• Exercise aim
Collect all lines from the records below that include the word "this".

--- Begin Information given ---

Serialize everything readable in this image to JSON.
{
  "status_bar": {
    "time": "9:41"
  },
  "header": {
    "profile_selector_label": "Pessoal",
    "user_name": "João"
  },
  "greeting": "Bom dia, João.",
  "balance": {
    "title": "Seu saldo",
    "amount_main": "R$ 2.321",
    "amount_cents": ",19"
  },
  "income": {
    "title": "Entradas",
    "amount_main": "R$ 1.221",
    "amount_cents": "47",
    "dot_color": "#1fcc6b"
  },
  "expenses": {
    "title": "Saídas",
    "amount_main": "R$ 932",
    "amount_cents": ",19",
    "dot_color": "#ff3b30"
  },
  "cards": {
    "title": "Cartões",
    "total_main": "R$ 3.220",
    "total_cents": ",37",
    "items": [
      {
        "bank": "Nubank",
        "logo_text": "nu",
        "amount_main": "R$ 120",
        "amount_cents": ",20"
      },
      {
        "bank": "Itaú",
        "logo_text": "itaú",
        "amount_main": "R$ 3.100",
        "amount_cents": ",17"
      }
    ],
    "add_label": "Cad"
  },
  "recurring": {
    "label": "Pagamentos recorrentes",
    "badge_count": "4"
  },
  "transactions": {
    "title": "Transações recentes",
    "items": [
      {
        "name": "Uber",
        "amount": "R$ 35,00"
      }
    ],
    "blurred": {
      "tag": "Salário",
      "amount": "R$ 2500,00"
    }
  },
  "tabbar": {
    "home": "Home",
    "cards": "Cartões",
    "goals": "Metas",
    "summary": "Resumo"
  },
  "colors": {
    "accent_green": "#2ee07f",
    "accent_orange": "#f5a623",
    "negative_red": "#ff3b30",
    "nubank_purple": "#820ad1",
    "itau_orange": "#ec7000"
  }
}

--- End Information given ---
--- Begin Information given ---

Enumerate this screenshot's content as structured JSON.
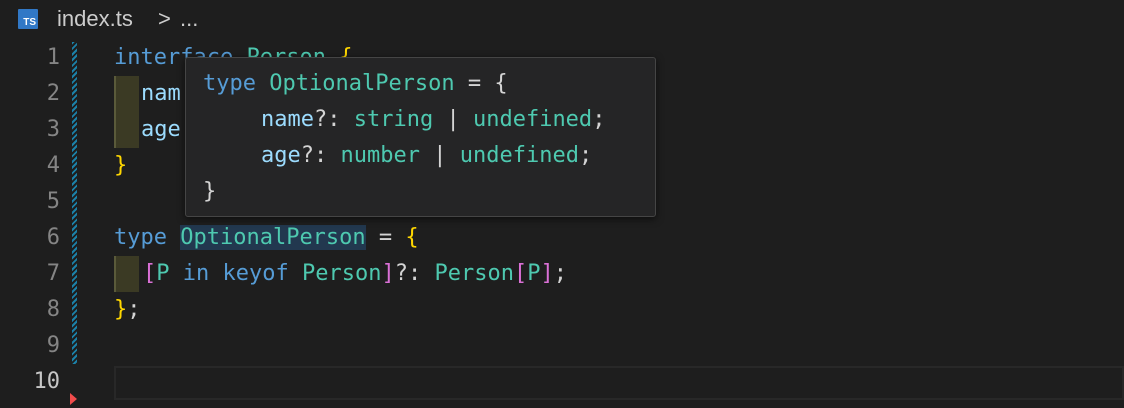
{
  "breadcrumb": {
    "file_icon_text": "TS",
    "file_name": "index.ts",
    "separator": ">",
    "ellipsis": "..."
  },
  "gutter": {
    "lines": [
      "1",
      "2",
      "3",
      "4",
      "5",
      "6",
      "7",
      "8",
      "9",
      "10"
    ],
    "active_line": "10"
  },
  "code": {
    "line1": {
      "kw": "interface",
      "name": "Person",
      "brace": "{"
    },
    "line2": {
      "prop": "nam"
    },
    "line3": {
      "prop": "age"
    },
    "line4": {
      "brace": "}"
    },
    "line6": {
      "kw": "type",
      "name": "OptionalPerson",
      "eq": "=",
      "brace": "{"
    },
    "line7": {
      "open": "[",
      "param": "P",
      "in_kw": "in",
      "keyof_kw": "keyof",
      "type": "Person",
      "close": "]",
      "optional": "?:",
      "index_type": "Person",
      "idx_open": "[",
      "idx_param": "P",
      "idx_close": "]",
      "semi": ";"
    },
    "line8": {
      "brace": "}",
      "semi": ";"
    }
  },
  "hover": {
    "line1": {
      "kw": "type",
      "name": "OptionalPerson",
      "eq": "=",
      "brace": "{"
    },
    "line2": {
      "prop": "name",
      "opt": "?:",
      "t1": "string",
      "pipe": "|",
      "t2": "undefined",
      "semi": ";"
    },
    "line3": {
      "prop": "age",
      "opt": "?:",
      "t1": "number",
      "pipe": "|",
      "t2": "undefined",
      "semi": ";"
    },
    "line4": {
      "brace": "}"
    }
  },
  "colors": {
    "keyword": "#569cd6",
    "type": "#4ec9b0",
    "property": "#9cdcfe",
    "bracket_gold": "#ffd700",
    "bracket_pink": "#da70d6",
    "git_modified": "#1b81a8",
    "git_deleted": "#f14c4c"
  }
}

--- End Information given ---

• Task solution
Serialize everything readable in this image to JSON.
Enumerate this screenshot's content as structured JSON.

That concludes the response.